- **Set exercise**
Pictures do not belong in the copy; restate the records below word for word.
[start]
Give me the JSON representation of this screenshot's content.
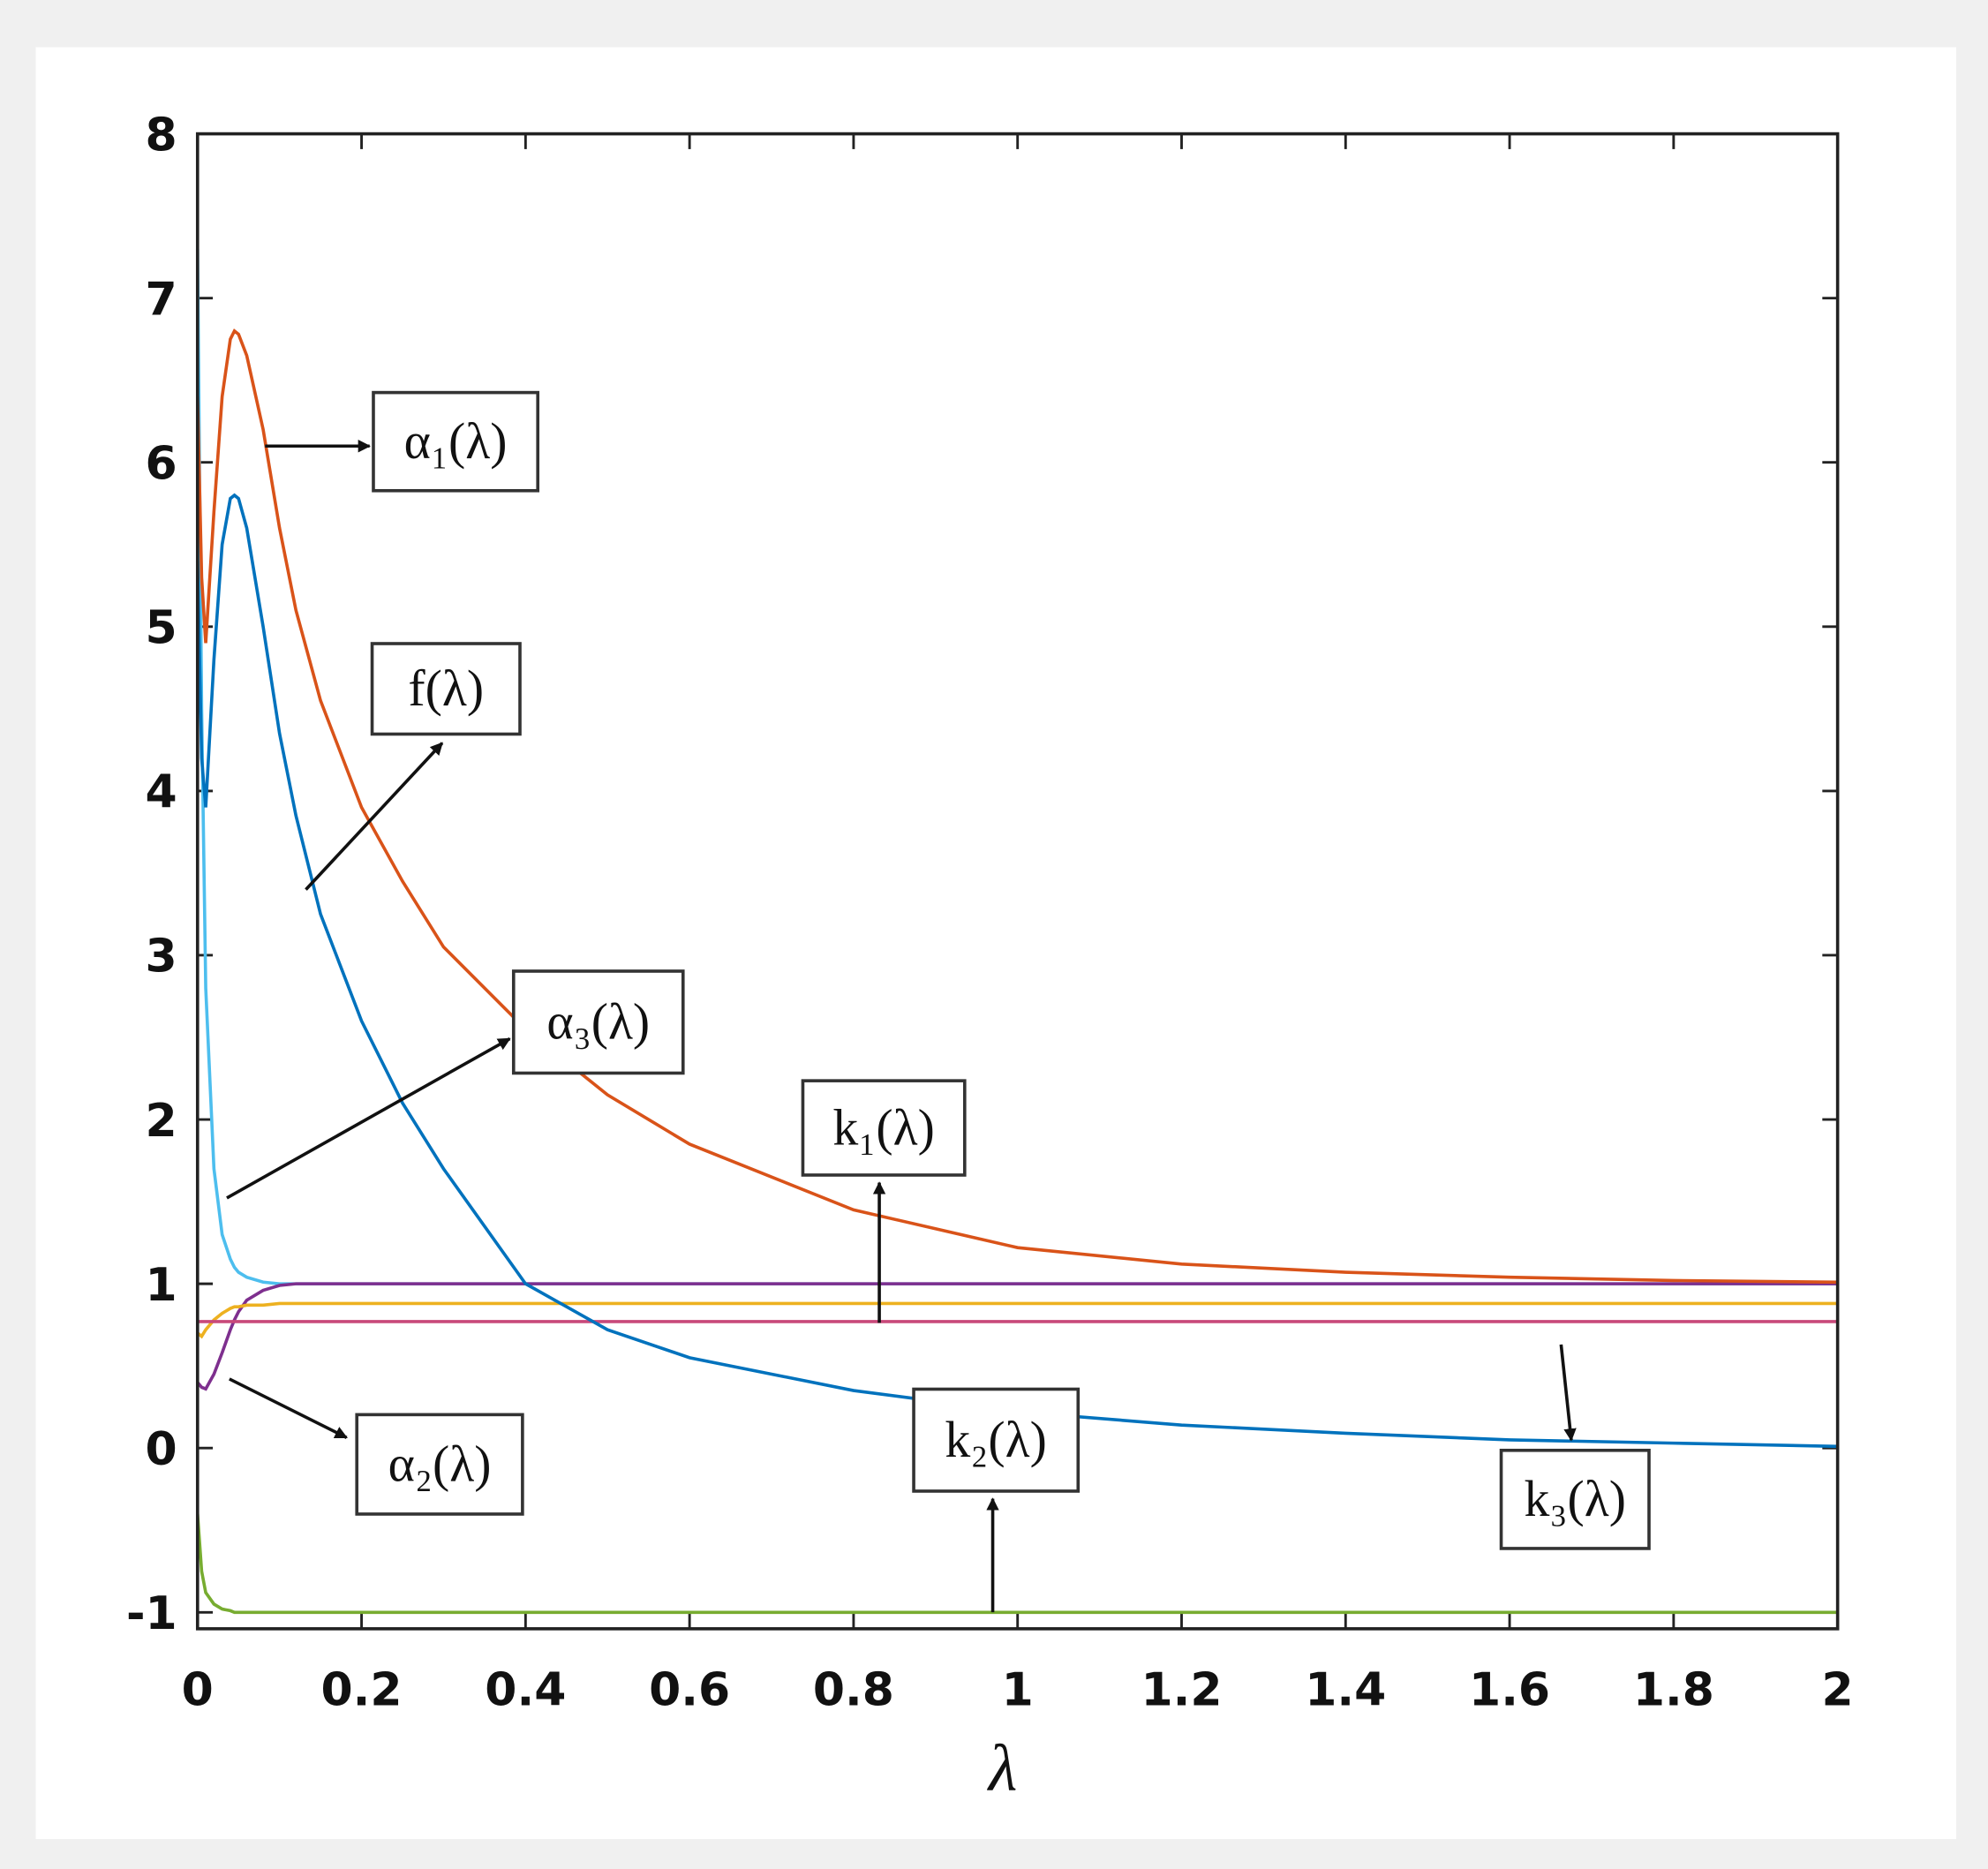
{
  "chart_data": {
    "type": "line",
    "xlabel": "λ",
    "x": [
      0,
      0.005,
      0.01,
      0.02,
      0.03,
      0.04,
      0.045,
      0.05,
      0.06,
      0.08,
      0.1,
      0.12,
      0.15,
      0.2,
      0.25,
      0.3,
      0.4,
      0.5,
      0.6,
      0.8,
      1,
      1.2,
      1.4,
      1.6,
      1.8,
      2
    ],
    "xlim": [
      0,
      2
    ],
    "xticks": [
      0,
      0.2,
      0.4,
      0.6,
      0.8,
      1,
      1.2,
      1.4,
      1.6,
      1.8,
      2
    ],
    "ylim": [
      -1.1,
      8
    ],
    "yticks": [
      -1,
      0,
      1,
      2,
      3,
      4,
      5,
      6,
      7,
      8
    ],
    "series": [
      {
        "name": "α₃(λ)",
        "color": "#4dbeee",
        "values": [
          7.3,
          4.5,
          2.8,
          1.7,
          1.3,
          1.15,
          1.1,
          1.07,
          1.04,
          1.01,
          1,
          1,
          1,
          1,
          1,
          1,
          1,
          1,
          1,
          1,
          1,
          1,
          1,
          1,
          1,
          1
        ]
      },
      {
        "name": "α₂(λ)",
        "color": "#7e2f8e",
        "values": [
          0.4,
          0.37,
          0.36,
          0.45,
          0.58,
          0.72,
          0.78,
          0.83,
          0.9,
          0.96,
          0.99,
          1,
          1,
          1,
          1,
          1,
          1,
          1,
          1,
          1,
          1,
          1,
          1,
          1,
          1,
          1
        ]
      },
      {
        "name": "k₁(λ)",
        "color": "#edb120",
        "values": [
          0.7,
          0.68,
          0.72,
          0.78,
          0.82,
          0.85,
          0.86,
          0.86,
          0.87,
          0.87,
          0.88,
          0.88,
          0.88,
          0.88,
          0.88,
          0.88,
          0.88,
          0.88,
          0.88,
          0.88,
          0.88,
          0.88,
          0.88,
          0.88,
          0.88,
          0.88
        ]
      },
      {
        "name": "k₃(λ)",
        "color": "#c8497a",
        "values": [
          0.77,
          0.77,
          0.77,
          0.77,
          0.77,
          0.77,
          0.77,
          0.77,
          0.77,
          0.77,
          0.77,
          0.77,
          0.77,
          0.77,
          0.77,
          0.77,
          0.77,
          0.77,
          0.77,
          0.77,
          0.77,
          0.77,
          0.77,
          0.77,
          0.77,
          0.77
        ]
      },
      {
        "name": "k₂(λ)",
        "color": "#77ac30",
        "values": [
          -0.4,
          -0.75,
          -0.88,
          -0.95,
          -0.98,
          -0.99,
          -1,
          -1,
          -1,
          -1,
          -1,
          -1,
          -1,
          -1,
          -1,
          -1,
          -1,
          -1,
          -1,
          -1,
          -1,
          -1,
          -1,
          -1,
          -1,
          -1
        ]
      },
      {
        "name": "f(λ)",
        "color": "#0072bd",
        "values": [
          5.4,
          4.2,
          3.9,
          4.8,
          5.5,
          5.78,
          5.8,
          5.78,
          5.6,
          5.0,
          4.35,
          3.85,
          3.25,
          2.6,
          2.1,
          1.7,
          1.0,
          0.72,
          0.55,
          0.35,
          0.22,
          0.14,
          0.09,
          0.05,
          0.03,
          0.01
        ]
      },
      {
        "name": "α₁(λ)",
        "color": "#d95319",
        "values": [
          6.4,
          5.3,
          4.9,
          5.7,
          6.4,
          6.75,
          6.8,
          6.78,
          6.65,
          6.2,
          5.6,
          5.1,
          4.55,
          3.9,
          3.45,
          3.05,
          2.55,
          2.15,
          1.85,
          1.45,
          1.22,
          1.12,
          1.07,
          1.04,
          1.02,
          1.01
        ]
      }
    ]
  }
}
[end]
- **Completed task**
Give me the JSON representation of this screenshot's content.
{
  "chart_data": {
    "type": "line",
    "xlabel": "λ",
    "x": [
      0,
      0.005,
      0.01,
      0.02,
      0.03,
      0.04,
      0.045,
      0.05,
      0.06,
      0.08,
      0.1,
      0.12,
      0.15,
      0.2,
      0.25,
      0.3,
      0.4,
      0.5,
      0.6,
      0.8,
      1,
      1.2,
      1.4,
      1.6,
      1.8,
      2
    ],
    "xlim": [
      0,
      2
    ],
    "xticks": [
      0,
      0.2,
      0.4,
      0.6,
      0.8,
      1,
      1.2,
      1.4,
      1.6,
      1.8,
      2
    ],
    "ylim": [
      -1.1,
      8
    ],
    "yticks": [
      -1,
      0,
      1,
      2,
      3,
      4,
      5,
      6,
      7,
      8
    ],
    "series": [
      {
        "name": "α₃(λ)",
        "color": "#4dbeee",
        "values": [
          7.3,
          4.5,
          2.8,
          1.7,
          1.3,
          1.15,
          1.1,
          1.07,
          1.04,
          1.01,
          1,
          1,
          1,
          1,
          1,
          1,
          1,
          1,
          1,
          1,
          1,
          1,
          1,
          1,
          1,
          1
        ]
      },
      {
        "name": "α₂(λ)",
        "color": "#7e2f8e",
        "values": [
          0.4,
          0.37,
          0.36,
          0.45,
          0.58,
          0.72,
          0.78,
          0.83,
          0.9,
          0.96,
          0.99,
          1,
          1,
          1,
          1,
          1,
          1,
          1,
          1,
          1,
          1,
          1,
          1,
          1,
          1,
          1
        ]
      },
      {
        "name": "k₁(λ)",
        "color": "#edb120",
        "values": [
          0.7,
          0.68,
          0.72,
          0.78,
          0.82,
          0.85,
          0.86,
          0.86,
          0.87,
          0.87,
          0.88,
          0.88,
          0.88,
          0.88,
          0.88,
          0.88,
          0.88,
          0.88,
          0.88,
          0.88,
          0.88,
          0.88,
          0.88,
          0.88,
          0.88,
          0.88
        ]
      },
      {
        "name": "k₃(λ)",
        "color": "#c8497a",
        "values": [
          0.77,
          0.77,
          0.77,
          0.77,
          0.77,
          0.77,
          0.77,
          0.77,
          0.77,
          0.77,
          0.77,
          0.77,
          0.77,
          0.77,
          0.77,
          0.77,
          0.77,
          0.77,
          0.77,
          0.77,
          0.77,
          0.77,
          0.77,
          0.77,
          0.77,
          0.77
        ]
      },
      {
        "name": "k₂(λ)",
        "color": "#77ac30",
        "values": [
          -0.4,
          -0.75,
          -0.88,
          -0.95,
          -0.98,
          -0.99,
          -1,
          -1,
          -1,
          -1,
          -1,
          -1,
          -1,
          -1,
          -1,
          -1,
          -1,
          -1,
          -1,
          -1,
          -1,
          -1,
          -1,
          -1,
          -1,
          -1
        ]
      },
      {
        "name": "f(λ)",
        "color": "#0072bd",
        "values": [
          5.4,
          4.2,
          3.9,
          4.8,
          5.5,
          5.78,
          5.8,
          5.78,
          5.6,
          5.0,
          4.35,
          3.85,
          3.25,
          2.6,
          2.1,
          1.7,
          1.0,
          0.72,
          0.55,
          0.35,
          0.22,
          0.14,
          0.09,
          0.05,
          0.03,
          0.01
        ]
      },
      {
        "name": "α₁(λ)",
        "color": "#d95319",
        "values": [
          6.4,
          5.3,
          4.9,
          5.7,
          6.4,
          6.75,
          6.8,
          6.78,
          6.65,
          6.2,
          5.6,
          5.1,
          4.55,
          3.9,
          3.45,
          3.05,
          2.55,
          2.15,
          1.85,
          1.45,
          1.22,
          1.12,
          1.07,
          1.04,
          1.02,
          1.01
        ]
      }
    ]
  }
}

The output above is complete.